Look below for the line with "Decode this image", and from there restate every line word for word until the entries end.

## Data provided
=-=-=-=-=

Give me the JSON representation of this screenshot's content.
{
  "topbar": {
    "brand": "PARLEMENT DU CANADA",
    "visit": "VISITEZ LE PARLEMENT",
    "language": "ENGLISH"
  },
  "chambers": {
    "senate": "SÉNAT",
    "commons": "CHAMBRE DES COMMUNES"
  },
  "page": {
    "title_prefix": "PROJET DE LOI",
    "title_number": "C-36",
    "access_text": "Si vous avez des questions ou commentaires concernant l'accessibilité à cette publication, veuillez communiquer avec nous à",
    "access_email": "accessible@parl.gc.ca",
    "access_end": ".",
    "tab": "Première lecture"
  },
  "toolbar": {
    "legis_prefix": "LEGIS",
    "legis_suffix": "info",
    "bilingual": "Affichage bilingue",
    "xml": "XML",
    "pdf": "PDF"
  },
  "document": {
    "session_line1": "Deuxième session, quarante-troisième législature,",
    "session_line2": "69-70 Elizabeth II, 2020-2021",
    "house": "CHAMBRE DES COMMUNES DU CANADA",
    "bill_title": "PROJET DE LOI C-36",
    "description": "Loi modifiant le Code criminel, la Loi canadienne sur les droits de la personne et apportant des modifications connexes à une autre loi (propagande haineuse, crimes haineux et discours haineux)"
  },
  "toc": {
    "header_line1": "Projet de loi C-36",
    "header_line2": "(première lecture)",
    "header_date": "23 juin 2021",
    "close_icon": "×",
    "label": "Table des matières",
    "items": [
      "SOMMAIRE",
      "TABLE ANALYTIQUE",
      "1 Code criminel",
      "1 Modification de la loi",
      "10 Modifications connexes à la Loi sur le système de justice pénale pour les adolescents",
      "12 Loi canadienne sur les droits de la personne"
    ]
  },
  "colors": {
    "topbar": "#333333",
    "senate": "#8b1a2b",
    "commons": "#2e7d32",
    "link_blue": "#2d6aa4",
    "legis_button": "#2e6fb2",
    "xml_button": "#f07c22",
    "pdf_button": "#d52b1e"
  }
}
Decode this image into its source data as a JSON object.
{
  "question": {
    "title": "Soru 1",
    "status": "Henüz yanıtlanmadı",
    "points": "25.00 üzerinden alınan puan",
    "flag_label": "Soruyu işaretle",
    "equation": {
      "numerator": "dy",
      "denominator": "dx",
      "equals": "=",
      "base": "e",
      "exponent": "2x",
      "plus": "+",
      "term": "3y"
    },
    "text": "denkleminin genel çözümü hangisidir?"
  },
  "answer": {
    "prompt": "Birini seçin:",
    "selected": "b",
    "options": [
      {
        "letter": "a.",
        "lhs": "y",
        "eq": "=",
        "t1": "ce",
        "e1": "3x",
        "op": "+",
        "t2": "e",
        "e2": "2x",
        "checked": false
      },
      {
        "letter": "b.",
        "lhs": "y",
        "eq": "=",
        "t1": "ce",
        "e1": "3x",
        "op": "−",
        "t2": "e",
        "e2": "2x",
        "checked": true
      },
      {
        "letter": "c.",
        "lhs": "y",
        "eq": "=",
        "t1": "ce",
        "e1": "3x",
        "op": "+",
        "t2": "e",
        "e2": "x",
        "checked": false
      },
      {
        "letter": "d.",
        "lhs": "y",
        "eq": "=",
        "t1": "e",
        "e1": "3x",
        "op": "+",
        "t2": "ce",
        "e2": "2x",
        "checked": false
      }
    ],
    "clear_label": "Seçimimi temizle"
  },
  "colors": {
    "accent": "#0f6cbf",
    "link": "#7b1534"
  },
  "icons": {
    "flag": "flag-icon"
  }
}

=-=-=-=-=

## Full answer
Decode this image into its source data as a JSON object.
{
  "question": {
    "title": "Soru 1",
    "status": "Henüz yanıtlanmadı",
    "points": "25.00 üzerinden alınan puan",
    "flag_label": "Soruyu işaretle",
    "equation": {
      "numerator": "dy",
      "denominator": "dx",
      "equals": "=",
      "base": "e",
      "exponent": "2x",
      "plus": "+",
      "term": "3y"
    },
    "text": "denkleminin genel çözümü hangisidir?"
  },
  "answer": {
    "prompt": "Birini seçin:",
    "selected": "b",
    "options": [
      {
        "letter": "a.",
        "lhs": "y",
        "eq": "=",
        "t1": "ce",
        "e1": "3x",
        "op": "+",
        "t2": "e",
        "e2": "2x",
        "checked": false
      },
      {
        "letter": "b.",
        "lhs": "y",
        "eq": "=",
        "t1": "ce",
        "e1": "3x",
        "op": "−",
        "t2": "e",
        "e2": "2x",
        "checked": true
      },
      {
        "letter": "c.",
        "lhs": "y",
        "eq": "=",
        "t1": "ce",
        "e1": "3x",
        "op": "+",
        "t2": "e",
        "e2": "x",
        "checked": false
      },
      {
        "letter": "d.",
        "lhs": "y",
        "eq": "=",
        "t1": "e",
        "e1": "3x",
        "op": "+",
        "t2": "ce",
        "e2": "2x",
        "checked": false
      }
    ],
    "clear_label": "Seçimimi temizle"
  },
  "colors": {
    "accent": "#0f6cbf",
    "link": "#7b1534"
  },
  "icons": {
    "flag": "flag-icon"
  }
}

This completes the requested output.